What is asked:
Your task is to repeat the entries exactly. Leave the pictures out.

=== Records to use ===

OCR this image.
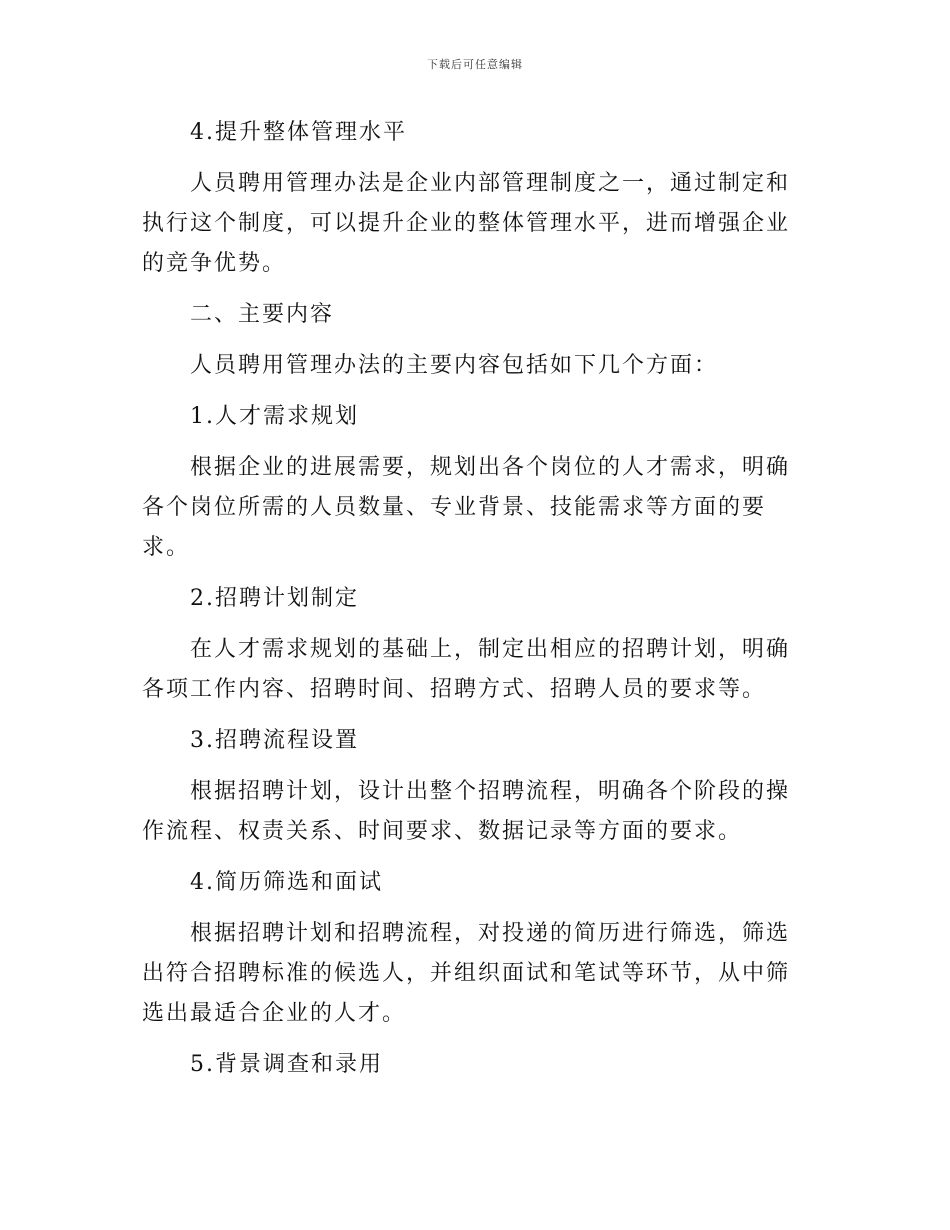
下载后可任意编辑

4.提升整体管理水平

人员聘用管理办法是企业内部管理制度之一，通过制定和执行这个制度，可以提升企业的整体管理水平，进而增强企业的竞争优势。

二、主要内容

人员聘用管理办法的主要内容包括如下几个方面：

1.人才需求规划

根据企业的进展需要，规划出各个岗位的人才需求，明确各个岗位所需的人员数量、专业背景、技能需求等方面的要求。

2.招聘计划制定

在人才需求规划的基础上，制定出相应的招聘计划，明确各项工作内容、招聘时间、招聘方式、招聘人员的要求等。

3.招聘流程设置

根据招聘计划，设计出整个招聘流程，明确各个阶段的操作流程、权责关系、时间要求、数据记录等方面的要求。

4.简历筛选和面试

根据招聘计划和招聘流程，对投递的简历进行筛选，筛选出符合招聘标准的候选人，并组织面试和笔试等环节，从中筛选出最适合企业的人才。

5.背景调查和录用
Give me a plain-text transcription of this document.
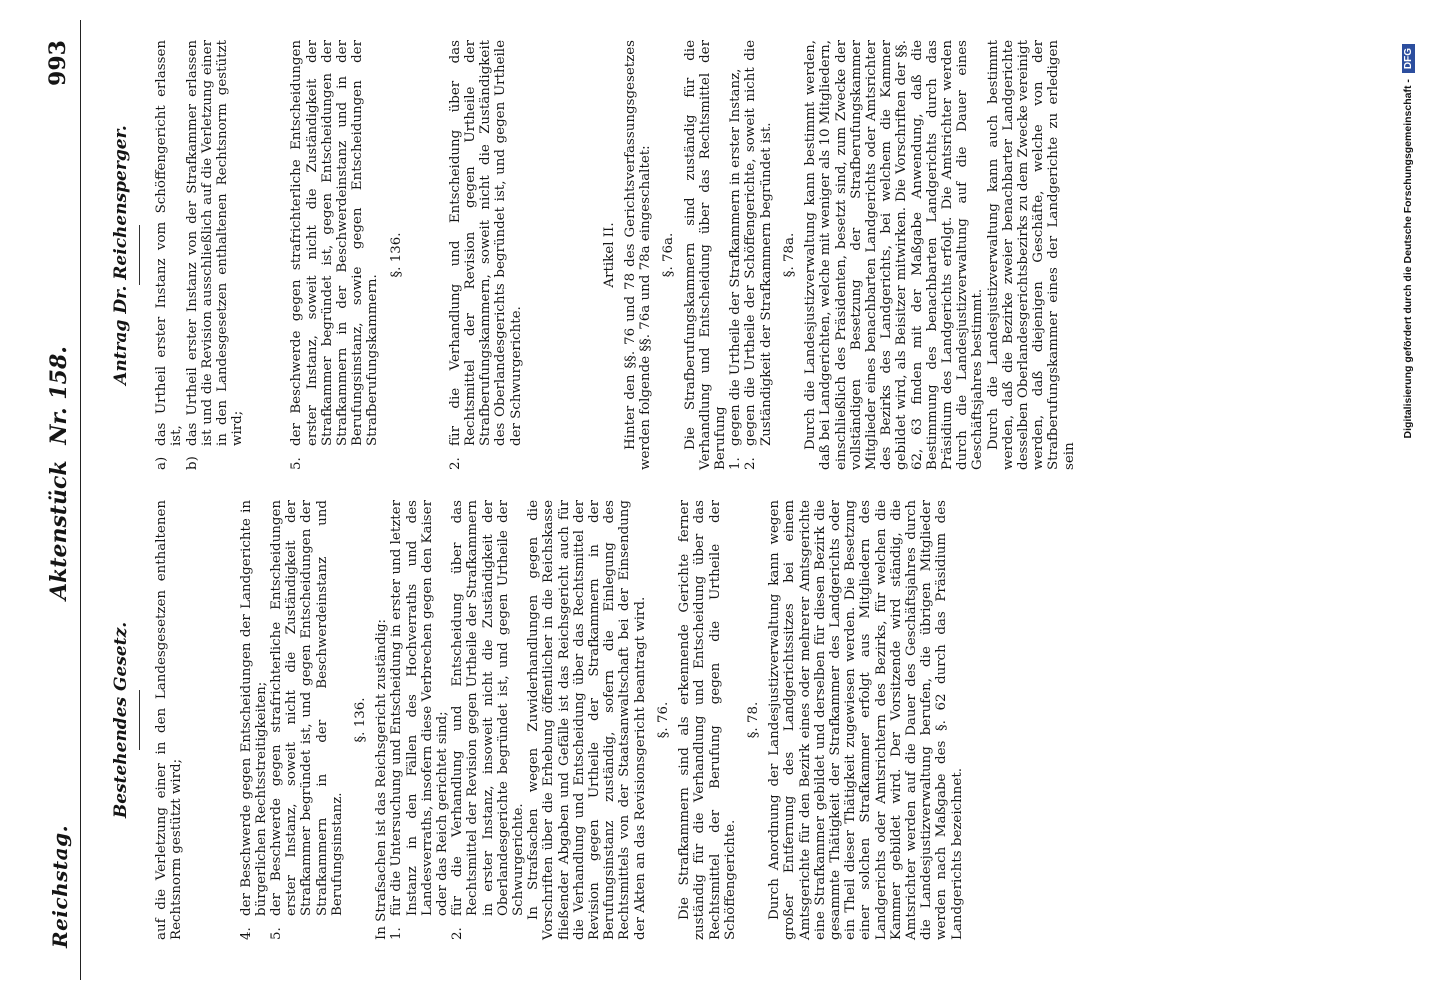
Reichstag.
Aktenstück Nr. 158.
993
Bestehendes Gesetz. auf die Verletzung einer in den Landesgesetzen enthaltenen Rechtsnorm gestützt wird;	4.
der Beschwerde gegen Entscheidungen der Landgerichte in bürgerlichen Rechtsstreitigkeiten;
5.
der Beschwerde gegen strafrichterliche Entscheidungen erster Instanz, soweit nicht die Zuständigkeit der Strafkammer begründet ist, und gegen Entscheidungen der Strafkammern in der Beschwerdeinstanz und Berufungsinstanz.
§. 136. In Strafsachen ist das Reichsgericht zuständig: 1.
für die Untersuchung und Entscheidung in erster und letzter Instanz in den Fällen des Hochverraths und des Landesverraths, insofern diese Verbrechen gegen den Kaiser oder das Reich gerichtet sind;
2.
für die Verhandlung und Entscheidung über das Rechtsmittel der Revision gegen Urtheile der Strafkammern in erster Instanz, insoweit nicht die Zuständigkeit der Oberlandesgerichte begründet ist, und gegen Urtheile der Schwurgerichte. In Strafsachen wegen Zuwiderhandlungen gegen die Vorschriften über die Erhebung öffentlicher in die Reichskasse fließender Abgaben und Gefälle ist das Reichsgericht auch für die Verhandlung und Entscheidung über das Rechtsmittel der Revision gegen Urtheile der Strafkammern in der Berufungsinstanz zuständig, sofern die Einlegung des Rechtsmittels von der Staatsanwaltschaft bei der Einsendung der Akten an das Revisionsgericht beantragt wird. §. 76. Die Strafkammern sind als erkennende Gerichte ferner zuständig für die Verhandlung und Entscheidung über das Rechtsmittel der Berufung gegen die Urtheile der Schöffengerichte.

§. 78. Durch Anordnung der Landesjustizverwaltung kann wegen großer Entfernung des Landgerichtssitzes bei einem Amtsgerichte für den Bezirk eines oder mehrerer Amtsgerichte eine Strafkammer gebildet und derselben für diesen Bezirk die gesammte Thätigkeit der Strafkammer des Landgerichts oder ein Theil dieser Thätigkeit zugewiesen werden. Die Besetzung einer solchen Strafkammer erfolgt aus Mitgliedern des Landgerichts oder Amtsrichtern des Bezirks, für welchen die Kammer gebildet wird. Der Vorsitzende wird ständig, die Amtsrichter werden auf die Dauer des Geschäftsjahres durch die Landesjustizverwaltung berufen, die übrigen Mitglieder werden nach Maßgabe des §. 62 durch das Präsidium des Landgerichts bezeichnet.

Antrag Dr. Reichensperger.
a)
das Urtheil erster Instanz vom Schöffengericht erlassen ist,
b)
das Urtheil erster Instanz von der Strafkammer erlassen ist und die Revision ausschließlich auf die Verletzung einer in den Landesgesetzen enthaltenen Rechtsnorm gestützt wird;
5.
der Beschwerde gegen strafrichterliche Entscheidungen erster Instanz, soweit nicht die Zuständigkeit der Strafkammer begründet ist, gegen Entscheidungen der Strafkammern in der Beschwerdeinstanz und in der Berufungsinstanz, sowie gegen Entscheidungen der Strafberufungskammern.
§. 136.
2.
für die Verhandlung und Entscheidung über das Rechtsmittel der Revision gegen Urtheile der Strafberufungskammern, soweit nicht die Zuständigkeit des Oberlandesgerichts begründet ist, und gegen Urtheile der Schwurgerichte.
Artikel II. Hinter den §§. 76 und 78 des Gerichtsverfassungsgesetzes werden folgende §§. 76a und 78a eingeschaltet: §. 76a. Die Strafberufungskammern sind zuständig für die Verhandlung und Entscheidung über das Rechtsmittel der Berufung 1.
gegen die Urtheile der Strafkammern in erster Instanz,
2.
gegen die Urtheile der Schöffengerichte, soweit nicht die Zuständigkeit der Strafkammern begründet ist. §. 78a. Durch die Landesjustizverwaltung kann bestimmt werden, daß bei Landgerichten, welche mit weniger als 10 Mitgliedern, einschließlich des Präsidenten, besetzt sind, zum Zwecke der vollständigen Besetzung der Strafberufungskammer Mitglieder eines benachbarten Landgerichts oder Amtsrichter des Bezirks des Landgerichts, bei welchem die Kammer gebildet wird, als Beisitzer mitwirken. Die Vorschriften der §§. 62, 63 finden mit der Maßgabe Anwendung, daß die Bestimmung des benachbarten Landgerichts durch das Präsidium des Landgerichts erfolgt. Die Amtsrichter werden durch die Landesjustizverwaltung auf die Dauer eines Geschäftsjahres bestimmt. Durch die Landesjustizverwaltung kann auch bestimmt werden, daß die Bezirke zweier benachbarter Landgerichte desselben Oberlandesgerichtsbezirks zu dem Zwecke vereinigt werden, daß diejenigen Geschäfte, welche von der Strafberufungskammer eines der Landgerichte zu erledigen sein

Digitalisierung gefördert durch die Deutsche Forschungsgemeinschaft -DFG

===

Complete answer:
OCR this image.
下载后可任意编辑

4.提升整体管理水平

人员聘用管理办法是企业内部管理制度之一，通过制定和执行这个制度，可以提升企业的整体管理水平，进而增强企业的竞争优势。

二、主要内容

人员聘用管理办法的主要内容包括如下几个方面：

1.人才需求规划

根据企业的进展需要，规划出各个岗位的人才需求，明确各个岗位所需的人员数量、专业背景、技能需求等方面的要求。

2.招聘计划制定

在人才需求规划的基础上，制定出相应的招聘计划，明确各项工作内容、招聘时间、招聘方式、招聘人员的要求等。

3.招聘流程设置

根据招聘计划，设计出整个招聘流程，明确各个阶段的操作流程、权责关系、时间要求、数据记录等方面的要求。

4.简历筛选和面试

根据招聘计划和招聘流程，对投递的简历进行筛选，筛选出符合招聘标准的候选人，并组织面试和笔试等环节，从中筛选出最适合企业的人才。

5.背景调查和录用
Give me a plain-text transcription of this document.
Reichstag.
Aktenstück Nr. 158.
993
Bestehendes Gesetz. auf die Verletzung einer in den Landesgesetzen enthaltenen Rechtsnorm gestützt wird;	4.
der Beschwerde gegen Entscheidungen der Landgerichte in bürgerlichen Rechtsstreitigkeiten;
5.
der Beschwerde gegen strafrichterliche Entscheidungen erster Instanz, soweit nicht die Zuständigkeit der Strafkammer begründet ist, und gegen Entscheidungen der Strafkammern in der Beschwerdeinstanz und Berufungsinstanz.
§. 136. In Strafsachen ist das Reichsgericht zuständig: 1.
für die Untersuchung und Entscheidung in erster und letzter Instanz in den Fällen des Hochverraths und des Landesverraths, insofern diese Verbrechen gegen den Kaiser oder das Reich gerichtet sind;
2.
für die Verhandlung und Entscheidung über das Rechtsmittel der Revision gegen Urtheile der Strafkammern in erster Instanz, insoweit nicht die Zuständigkeit der Oberlandesgerichte begründet ist, und gegen Urtheile der Schwurgerichte. In Strafsachen wegen Zuwiderhandlungen gegen die Vorschriften über die Erhebung öffentlicher in die Reichskasse fließender Abgaben und Gefälle ist das Reichsgericht auch für die Verhandlung und Entscheidung über das Rechtsmittel der Revision gegen Urtheile der Strafkammern in der Berufungsinstanz zuständig, sofern die Einlegung des Rechtsmittels von der Staatsanwaltschaft bei der Einsendung der Akten an das Revisionsgericht beantragt wird. §. 76. Die Strafkammern sind als erkennende Gerichte ferner zuständig für die Verhandlung und Entscheidung über das Rechtsmittel der Berufung gegen die Urtheile der Schöffengerichte.

§. 78. Durch Anordnung der Landesjustizverwaltung kann wegen großer Entfernung des Landgerichtssitzes bei einem Amtsgerichte für den Bezirk eines oder mehrerer Amtsgerichte eine Strafkammer gebildet und derselben für diesen Bezirk die gesammte Thätigkeit der Strafkammer des Landgerichts oder ein Theil dieser Thätigkeit zugewiesen werden. Die Besetzung einer solchen Strafkammer erfolgt aus Mitgliedern des Landgerichts oder Amtsrichtern des Bezirks, für welchen die Kammer gebildet wird. Der Vorsitzende wird ständig, die Amtsrichter werden auf die Dauer des Geschäftsjahres durch die Landesjustizverwaltung berufen, die übrigen Mitglieder werden nach Maßgabe des §. 62 durch das Präsidium des Landgerichts bezeichnet.

Antrag Dr. Reichensperger.
a)
das Urtheil erster Instanz vom Schöffengericht erlassen ist,
b)
das Urtheil erster Instanz von der Strafkammer erlassen ist und die Revision ausschließlich auf die Verletzung einer in den Landesgesetzen enthaltenen Rechtsnorm gestützt wird;
5.
der Beschwerde gegen strafrichterliche Entscheidungen erster Instanz, soweit nicht die Zuständigkeit der Strafkammer begründet ist, gegen Entscheidungen der Strafkammern in der Beschwerdeinstanz und in der Berufungsinstanz, sowie gegen Entscheidungen der Strafberufungskammern.
§. 136.
2.
für die Verhandlung und Entscheidung über das Rechtsmittel der Revision gegen Urtheile der Strafberufungskammern, soweit nicht die Zuständigkeit des Oberlandesgerichts begründet ist, und gegen Urtheile der Schwurgerichte.
Artikel II. Hinter den §§. 76 und 78 des Gerichtsverfassungsgesetzes werden folgende §§. 76a und 78a eingeschaltet: §. 76a. Die Strafberufungskammern sind zuständig für die Verhandlung und Entscheidung über das Rechtsmittel der Berufung 1.
gegen die Urtheile der Strafkammern in erster Instanz,
2.
gegen die Urtheile der Schöffengerichte, soweit nicht die Zuständigkeit der Strafkammern begründet ist. §. 78a. Durch die Landesjustizverwaltung kann bestimmt werden, daß bei Landgerichten, welche mit weniger als 10 Mitgliedern, einschließlich des Präsidenten, besetzt sind, zum Zwecke der vollständigen Besetzung der Strafberufungskammer Mitglieder eines benachbarten Landgerichts oder Amtsrichter des Bezirks des Landgerichts, bei welchem die Kammer gebildet wird, als Beisitzer mitwirken. Die Vorschriften der §§. 62, 63 finden mit der Maßgabe Anwendung, daß die Bestimmung des benachbarten Landgerichts durch das Präsidium des Landgerichts erfolgt. Die Amtsrichter werden durch die Landesjustizverwaltung auf die Dauer eines Geschäftsjahres bestimmt. Durch die Landesjustizverwaltung kann auch bestimmt werden, daß die Bezirke zweier benachbarter Landgerichte desselben Oberlandesgerichtsbezirks zu dem Zwecke vereinigt werden, daß diejenigen Geschäfte, welche von der Strafberufungskammer eines der Landgerichte zu erledigen sein

Digitalisierung gefördert durch die Deutsche Forschungsgemeinschaft -DFG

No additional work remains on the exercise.